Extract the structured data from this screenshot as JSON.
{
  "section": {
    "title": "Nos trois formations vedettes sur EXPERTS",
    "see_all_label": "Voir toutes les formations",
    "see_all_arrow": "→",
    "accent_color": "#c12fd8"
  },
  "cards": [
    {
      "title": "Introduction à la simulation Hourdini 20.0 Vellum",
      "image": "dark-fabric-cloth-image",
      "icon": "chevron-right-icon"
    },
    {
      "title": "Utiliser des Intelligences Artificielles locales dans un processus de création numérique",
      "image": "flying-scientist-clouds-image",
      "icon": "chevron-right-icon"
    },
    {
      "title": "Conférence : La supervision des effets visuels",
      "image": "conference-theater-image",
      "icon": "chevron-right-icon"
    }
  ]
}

--

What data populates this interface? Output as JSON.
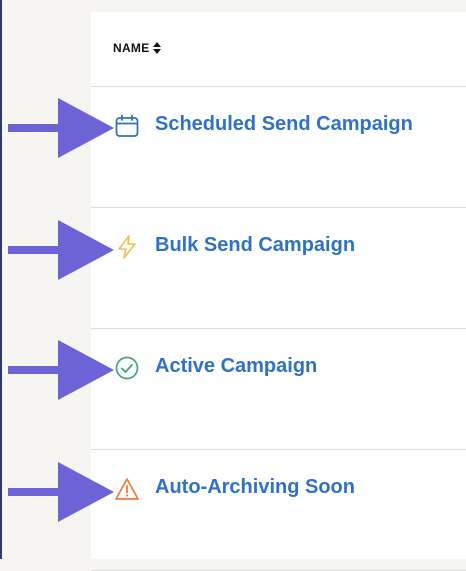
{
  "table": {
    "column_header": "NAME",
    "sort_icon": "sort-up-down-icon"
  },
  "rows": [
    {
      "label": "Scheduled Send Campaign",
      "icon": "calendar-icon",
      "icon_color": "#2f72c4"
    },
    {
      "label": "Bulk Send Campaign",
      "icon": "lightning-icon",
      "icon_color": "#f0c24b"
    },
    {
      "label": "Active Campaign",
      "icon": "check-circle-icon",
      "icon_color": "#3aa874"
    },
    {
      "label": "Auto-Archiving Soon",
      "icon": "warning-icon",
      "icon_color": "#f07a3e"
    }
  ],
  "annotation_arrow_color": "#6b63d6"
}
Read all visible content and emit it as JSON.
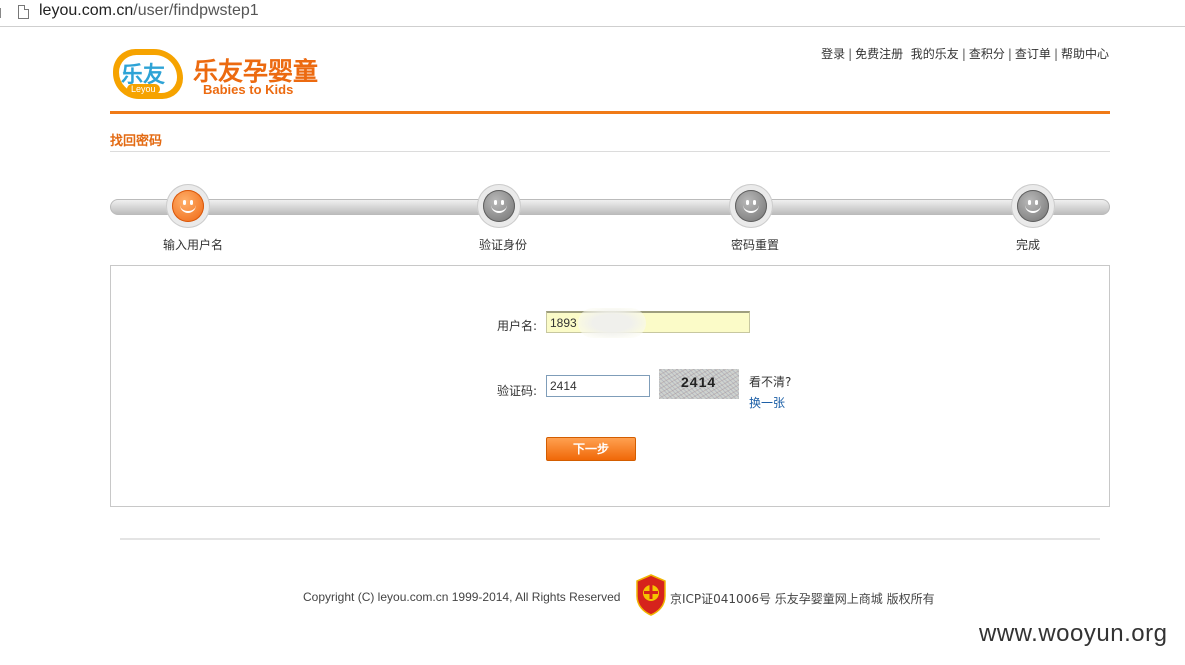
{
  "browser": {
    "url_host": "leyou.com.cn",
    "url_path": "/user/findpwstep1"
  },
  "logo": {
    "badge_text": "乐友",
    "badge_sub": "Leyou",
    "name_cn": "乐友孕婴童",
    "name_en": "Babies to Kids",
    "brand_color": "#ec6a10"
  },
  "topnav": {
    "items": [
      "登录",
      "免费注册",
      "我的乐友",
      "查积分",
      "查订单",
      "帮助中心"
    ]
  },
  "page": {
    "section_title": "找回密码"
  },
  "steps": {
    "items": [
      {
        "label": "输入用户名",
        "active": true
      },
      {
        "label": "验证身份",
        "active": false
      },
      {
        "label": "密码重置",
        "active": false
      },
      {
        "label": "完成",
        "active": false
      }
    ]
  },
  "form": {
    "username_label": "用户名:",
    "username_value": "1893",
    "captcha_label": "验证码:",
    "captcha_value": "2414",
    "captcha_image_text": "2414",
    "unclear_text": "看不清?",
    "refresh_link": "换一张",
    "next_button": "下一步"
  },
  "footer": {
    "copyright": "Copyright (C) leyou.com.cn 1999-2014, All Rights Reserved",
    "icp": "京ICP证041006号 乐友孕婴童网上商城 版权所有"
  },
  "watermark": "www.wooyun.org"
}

* * *

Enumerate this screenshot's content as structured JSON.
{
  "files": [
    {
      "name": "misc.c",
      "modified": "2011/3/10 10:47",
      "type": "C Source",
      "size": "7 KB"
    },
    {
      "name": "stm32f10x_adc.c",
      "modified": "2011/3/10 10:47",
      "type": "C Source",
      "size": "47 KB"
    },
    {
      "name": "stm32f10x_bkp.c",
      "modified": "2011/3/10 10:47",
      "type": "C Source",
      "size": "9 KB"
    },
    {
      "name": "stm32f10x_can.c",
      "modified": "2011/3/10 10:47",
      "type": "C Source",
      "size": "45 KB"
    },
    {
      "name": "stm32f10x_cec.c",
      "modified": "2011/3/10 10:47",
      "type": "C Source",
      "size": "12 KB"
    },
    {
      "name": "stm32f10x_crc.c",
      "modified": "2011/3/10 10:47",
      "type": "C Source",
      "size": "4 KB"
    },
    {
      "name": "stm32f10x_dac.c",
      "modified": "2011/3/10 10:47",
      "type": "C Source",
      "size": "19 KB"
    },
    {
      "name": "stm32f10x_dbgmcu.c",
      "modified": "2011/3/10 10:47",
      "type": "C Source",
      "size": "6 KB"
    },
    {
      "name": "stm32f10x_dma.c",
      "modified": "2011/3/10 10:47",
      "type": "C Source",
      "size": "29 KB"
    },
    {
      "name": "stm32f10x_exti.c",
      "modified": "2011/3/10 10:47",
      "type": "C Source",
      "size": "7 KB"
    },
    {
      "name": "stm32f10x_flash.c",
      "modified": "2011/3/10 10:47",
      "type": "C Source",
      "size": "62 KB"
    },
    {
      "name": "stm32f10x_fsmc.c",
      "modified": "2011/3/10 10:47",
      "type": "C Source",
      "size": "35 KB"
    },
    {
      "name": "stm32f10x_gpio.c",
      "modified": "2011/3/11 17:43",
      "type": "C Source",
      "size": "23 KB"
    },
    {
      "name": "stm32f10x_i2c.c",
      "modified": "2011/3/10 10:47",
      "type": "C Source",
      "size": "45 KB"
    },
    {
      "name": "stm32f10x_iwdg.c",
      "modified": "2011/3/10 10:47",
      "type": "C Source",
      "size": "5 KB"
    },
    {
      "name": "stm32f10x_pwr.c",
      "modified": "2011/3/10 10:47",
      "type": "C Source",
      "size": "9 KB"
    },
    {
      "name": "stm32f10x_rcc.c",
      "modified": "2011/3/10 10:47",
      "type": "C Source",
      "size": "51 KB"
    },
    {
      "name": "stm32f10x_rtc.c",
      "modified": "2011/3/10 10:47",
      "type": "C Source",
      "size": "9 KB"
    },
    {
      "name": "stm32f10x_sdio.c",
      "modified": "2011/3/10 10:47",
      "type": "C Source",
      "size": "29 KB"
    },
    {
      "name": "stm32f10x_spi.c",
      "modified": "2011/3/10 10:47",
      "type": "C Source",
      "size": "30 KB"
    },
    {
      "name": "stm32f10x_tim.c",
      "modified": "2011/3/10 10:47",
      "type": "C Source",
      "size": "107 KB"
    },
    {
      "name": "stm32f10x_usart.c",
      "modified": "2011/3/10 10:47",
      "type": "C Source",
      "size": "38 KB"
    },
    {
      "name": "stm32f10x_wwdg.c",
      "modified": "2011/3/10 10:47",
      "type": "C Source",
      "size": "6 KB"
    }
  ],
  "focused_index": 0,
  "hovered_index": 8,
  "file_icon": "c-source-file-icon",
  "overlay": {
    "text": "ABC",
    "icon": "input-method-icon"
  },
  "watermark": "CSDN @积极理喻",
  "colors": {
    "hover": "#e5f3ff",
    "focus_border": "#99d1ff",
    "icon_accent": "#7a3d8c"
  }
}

What is required: Give only the number of lines in the records that contain the string "this".

Correct response: 3